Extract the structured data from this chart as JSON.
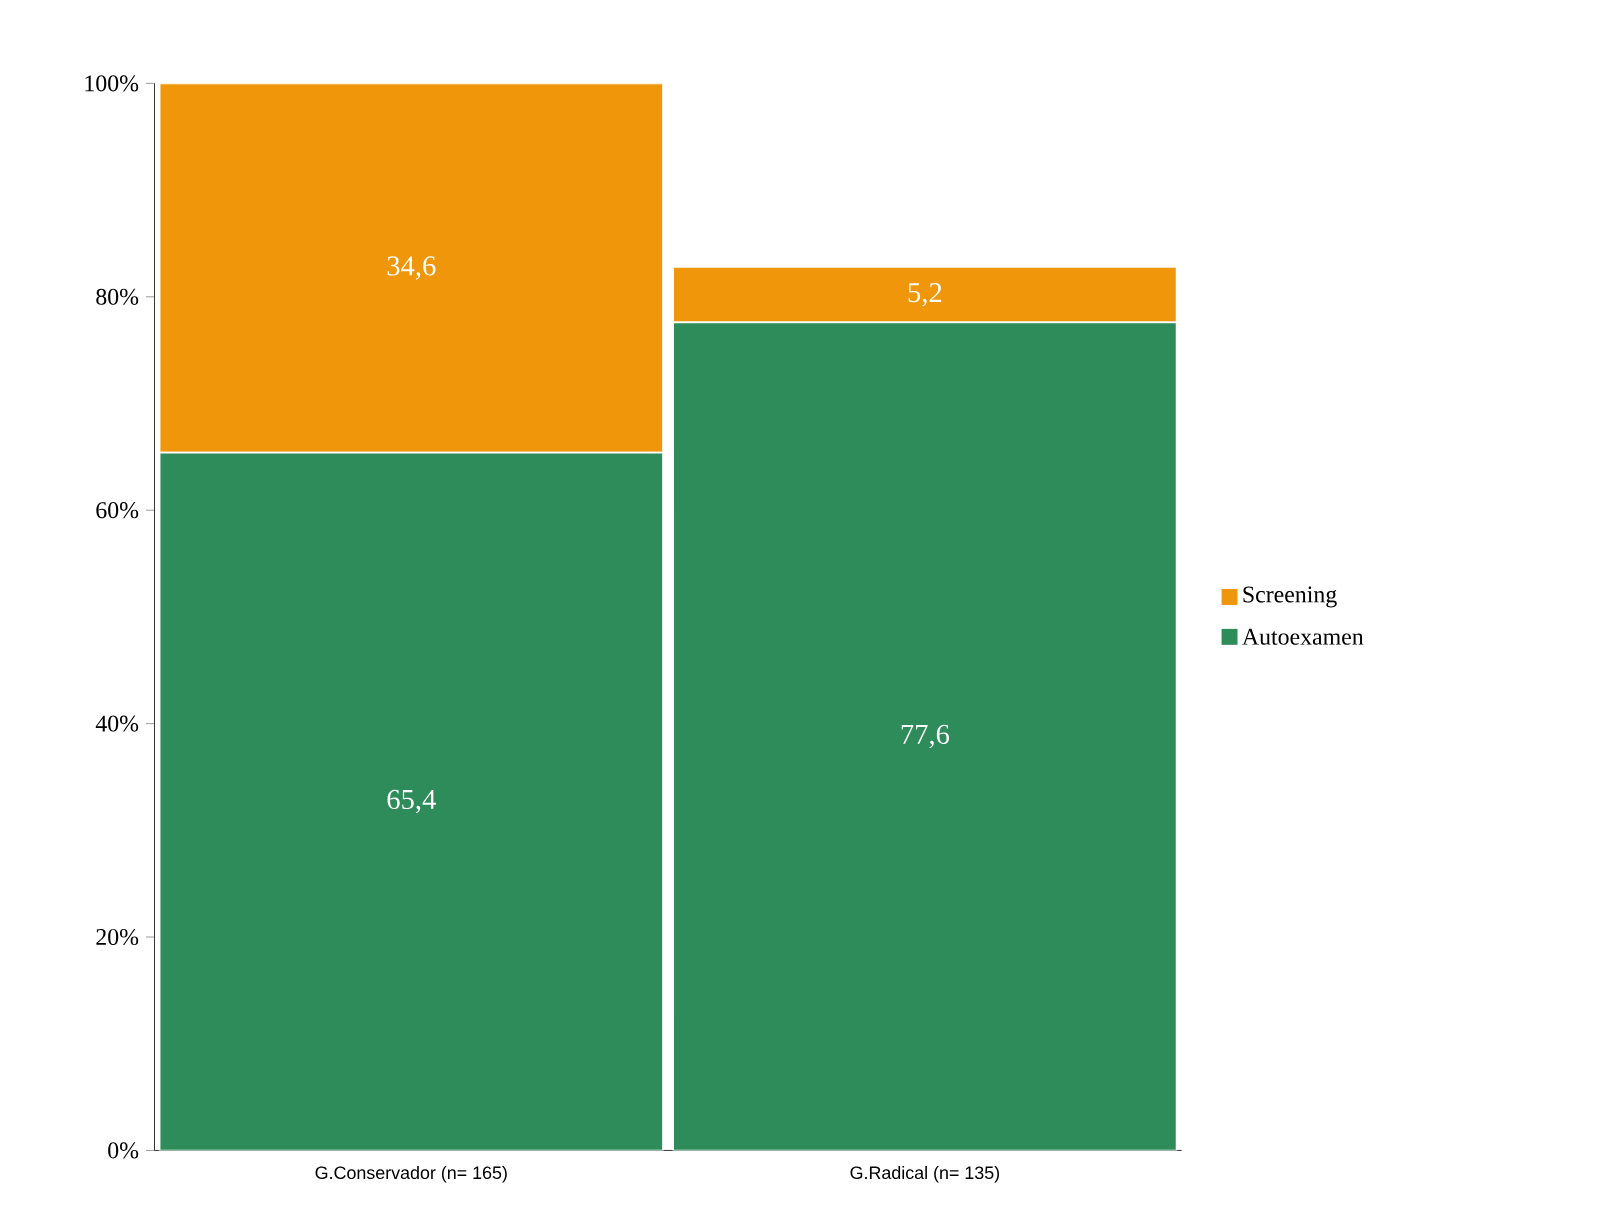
{
  "chart_data": {
    "type": "bar",
    "stacked": true,
    "categories": [
      "G.Conservador (n= 165)",
      "G.Radical (n= 135)"
    ],
    "series": [
      {
        "name": "Autoexamen",
        "color": "#2e8b5a",
        "values": [
          65.4,
          77.6
        ],
        "value_labels": [
          "65,4",
          "77,6"
        ]
      },
      {
        "name": "Screening",
        "color": "#f0960a",
        "values": [
          34.6,
          5.2
        ],
        "value_labels": [
          "34,6",
          "5,2"
        ]
      }
    ],
    "ylim": [
      0,
      100
    ],
    "yticks": [
      {
        "value": 0,
        "label": "0%"
      },
      {
        "value": 20,
        "label": "20%"
      },
      {
        "value": 40,
        "label": "40%"
      },
      {
        "value": 60,
        "label": "60%"
      },
      {
        "value": 80,
        "label": "80%"
      },
      {
        "value": 100,
        "label": "100%"
      }
    ],
    "legend": "right"
  }
}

WHAT TO DO:
Leaving the pictures aside, transcribe the entire listing exactly.

COMPLETE ANSWER:
Extract the structured data from this chart as JSON.
{
  "chart_data": {
    "type": "bar",
    "stacked": true,
    "categories": [
      "G.Conservador (n= 165)",
      "G.Radical (n= 135)"
    ],
    "series": [
      {
        "name": "Autoexamen",
        "color": "#2e8b5a",
        "values": [
          65.4,
          77.6
        ],
        "value_labels": [
          "65,4",
          "77,6"
        ]
      },
      {
        "name": "Screening",
        "color": "#f0960a",
        "values": [
          34.6,
          5.2
        ],
        "value_labels": [
          "34,6",
          "5,2"
        ]
      }
    ],
    "ylim": [
      0,
      100
    ],
    "yticks": [
      {
        "value": 0,
        "label": "0%"
      },
      {
        "value": 20,
        "label": "20%"
      },
      {
        "value": 40,
        "label": "40%"
      },
      {
        "value": 60,
        "label": "60%"
      },
      {
        "value": 80,
        "label": "80%"
      },
      {
        "value": 100,
        "label": "100%"
      }
    ],
    "legend": "right"
  }
}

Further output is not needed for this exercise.